[Start SUPPLIED RECORDS]

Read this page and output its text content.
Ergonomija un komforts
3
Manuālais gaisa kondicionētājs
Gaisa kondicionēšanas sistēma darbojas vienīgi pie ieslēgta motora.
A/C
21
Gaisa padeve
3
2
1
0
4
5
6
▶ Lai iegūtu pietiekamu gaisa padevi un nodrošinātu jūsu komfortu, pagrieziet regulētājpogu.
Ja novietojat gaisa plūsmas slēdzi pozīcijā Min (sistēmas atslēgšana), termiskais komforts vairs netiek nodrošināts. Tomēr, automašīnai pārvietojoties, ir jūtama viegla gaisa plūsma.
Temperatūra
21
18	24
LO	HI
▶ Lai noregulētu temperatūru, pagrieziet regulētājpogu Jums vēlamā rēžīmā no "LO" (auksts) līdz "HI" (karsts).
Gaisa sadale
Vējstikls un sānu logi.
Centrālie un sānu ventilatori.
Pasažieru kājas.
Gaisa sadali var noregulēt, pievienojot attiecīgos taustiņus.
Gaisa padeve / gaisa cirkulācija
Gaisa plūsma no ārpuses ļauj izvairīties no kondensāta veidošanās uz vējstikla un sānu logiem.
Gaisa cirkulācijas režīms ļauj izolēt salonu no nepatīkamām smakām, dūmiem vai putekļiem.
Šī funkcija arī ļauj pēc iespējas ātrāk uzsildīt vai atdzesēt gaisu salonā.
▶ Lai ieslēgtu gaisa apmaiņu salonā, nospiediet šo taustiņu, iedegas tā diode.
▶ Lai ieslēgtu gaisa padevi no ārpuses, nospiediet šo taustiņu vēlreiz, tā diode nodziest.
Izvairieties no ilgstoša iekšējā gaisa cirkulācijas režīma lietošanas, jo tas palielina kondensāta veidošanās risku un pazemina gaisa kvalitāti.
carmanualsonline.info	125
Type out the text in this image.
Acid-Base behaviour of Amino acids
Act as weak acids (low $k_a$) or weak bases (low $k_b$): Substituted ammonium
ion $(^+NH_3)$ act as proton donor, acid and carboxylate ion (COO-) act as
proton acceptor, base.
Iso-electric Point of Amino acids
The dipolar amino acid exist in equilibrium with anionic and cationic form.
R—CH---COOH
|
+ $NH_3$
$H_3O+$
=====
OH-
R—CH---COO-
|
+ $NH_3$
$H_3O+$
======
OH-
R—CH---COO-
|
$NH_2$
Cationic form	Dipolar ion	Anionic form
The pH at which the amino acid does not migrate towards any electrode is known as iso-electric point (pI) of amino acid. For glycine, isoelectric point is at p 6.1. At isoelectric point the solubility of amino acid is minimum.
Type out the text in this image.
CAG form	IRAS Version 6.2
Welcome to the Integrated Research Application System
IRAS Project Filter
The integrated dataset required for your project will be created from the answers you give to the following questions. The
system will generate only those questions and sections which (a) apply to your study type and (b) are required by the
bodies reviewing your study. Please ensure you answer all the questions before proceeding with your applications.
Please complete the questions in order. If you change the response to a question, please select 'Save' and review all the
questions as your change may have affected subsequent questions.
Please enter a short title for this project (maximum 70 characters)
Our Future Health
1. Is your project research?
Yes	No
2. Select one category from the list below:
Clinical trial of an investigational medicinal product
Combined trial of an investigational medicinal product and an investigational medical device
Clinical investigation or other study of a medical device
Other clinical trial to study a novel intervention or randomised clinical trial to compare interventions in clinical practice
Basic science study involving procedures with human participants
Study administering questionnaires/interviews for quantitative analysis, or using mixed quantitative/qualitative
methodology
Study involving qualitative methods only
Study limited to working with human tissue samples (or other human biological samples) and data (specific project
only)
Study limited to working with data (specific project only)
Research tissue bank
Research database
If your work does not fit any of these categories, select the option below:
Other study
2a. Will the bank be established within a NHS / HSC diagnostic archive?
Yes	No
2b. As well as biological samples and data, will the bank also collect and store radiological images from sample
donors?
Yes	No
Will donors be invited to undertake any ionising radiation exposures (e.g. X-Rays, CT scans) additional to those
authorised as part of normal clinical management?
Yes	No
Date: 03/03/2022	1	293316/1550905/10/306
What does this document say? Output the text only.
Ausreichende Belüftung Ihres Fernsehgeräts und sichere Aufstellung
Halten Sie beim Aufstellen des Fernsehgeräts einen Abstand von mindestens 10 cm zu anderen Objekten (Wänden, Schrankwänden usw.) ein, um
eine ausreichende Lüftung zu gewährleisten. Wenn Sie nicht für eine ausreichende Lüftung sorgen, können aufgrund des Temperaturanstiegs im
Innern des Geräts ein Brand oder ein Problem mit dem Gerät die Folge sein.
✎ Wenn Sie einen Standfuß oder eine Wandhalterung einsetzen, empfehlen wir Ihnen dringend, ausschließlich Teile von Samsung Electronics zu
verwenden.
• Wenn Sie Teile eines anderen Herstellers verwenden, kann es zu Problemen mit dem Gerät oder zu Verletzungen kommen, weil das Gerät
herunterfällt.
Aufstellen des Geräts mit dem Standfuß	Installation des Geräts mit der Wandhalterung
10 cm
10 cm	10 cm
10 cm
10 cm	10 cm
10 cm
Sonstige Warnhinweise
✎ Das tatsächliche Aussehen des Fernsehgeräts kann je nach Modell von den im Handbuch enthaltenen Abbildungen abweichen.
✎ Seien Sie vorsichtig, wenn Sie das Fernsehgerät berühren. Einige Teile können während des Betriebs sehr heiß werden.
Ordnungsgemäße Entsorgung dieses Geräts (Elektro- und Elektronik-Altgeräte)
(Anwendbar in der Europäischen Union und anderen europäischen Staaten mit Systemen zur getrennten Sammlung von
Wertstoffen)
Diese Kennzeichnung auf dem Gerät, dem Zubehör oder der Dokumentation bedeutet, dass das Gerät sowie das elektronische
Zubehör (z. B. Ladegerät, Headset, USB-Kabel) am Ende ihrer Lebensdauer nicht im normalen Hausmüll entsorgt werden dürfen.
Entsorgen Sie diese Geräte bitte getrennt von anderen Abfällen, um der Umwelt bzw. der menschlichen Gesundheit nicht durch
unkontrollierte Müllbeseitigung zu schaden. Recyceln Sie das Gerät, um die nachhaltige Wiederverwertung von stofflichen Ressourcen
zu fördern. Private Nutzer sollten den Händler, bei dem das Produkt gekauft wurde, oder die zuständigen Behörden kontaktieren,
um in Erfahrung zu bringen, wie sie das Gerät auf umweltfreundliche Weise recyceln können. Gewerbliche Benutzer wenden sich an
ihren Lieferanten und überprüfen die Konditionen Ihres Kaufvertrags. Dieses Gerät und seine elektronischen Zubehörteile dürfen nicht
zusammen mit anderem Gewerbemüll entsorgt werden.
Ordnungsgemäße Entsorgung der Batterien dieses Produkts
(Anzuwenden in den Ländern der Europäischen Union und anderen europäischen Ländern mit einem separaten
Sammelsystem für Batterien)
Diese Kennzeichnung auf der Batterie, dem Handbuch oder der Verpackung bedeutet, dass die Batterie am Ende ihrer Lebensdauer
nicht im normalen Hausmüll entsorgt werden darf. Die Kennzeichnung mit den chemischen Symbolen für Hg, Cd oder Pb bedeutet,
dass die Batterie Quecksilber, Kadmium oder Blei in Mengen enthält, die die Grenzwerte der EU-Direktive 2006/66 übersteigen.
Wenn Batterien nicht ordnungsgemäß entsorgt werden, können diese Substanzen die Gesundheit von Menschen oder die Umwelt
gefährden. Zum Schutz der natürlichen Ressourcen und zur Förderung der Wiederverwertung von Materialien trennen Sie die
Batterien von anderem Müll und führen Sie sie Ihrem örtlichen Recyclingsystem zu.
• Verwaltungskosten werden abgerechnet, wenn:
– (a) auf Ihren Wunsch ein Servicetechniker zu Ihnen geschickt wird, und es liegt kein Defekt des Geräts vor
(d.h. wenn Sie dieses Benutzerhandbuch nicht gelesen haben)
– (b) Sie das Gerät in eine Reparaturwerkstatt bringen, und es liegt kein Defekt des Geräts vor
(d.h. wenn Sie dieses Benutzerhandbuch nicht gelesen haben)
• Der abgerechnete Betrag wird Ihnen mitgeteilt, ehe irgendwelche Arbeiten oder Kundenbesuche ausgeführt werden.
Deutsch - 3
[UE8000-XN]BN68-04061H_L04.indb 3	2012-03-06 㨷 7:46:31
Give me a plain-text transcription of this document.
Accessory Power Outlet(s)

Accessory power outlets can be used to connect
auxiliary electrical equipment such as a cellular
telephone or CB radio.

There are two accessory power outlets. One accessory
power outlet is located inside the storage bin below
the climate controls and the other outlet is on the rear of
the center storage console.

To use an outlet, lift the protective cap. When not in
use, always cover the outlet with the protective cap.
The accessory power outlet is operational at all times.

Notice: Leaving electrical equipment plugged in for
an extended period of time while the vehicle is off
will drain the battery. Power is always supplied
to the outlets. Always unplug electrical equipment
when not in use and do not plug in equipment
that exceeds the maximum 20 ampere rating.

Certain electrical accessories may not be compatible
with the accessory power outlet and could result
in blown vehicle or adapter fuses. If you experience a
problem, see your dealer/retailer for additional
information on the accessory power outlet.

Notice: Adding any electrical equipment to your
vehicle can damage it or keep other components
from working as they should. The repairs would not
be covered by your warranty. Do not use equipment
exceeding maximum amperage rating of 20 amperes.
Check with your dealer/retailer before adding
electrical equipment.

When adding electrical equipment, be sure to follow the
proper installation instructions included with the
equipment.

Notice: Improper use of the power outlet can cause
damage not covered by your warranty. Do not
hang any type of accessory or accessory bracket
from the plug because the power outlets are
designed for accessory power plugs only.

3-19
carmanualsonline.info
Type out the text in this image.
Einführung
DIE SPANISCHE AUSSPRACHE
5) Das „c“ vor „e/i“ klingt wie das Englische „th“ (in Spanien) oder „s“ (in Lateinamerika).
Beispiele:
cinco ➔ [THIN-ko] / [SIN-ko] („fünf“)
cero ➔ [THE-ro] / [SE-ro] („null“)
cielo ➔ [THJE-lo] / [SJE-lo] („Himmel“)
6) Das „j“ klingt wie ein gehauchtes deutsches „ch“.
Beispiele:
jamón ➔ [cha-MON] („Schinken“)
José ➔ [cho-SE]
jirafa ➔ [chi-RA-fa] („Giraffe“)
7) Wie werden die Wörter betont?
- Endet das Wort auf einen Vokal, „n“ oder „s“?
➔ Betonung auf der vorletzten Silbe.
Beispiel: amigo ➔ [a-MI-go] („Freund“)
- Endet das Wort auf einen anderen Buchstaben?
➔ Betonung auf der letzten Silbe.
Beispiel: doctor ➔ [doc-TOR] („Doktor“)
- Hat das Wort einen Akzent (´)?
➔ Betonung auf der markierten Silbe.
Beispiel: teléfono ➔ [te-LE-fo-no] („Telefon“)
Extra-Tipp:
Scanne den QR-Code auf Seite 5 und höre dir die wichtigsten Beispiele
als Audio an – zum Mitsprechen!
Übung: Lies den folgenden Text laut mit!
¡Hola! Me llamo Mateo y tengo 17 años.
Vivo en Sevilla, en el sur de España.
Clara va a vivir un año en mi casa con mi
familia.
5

[End SUPPLIED RECORDS]

Across the material above, count every line holding "vehicle" and write down only the number.

◆ PROBLEM SOLUTION
3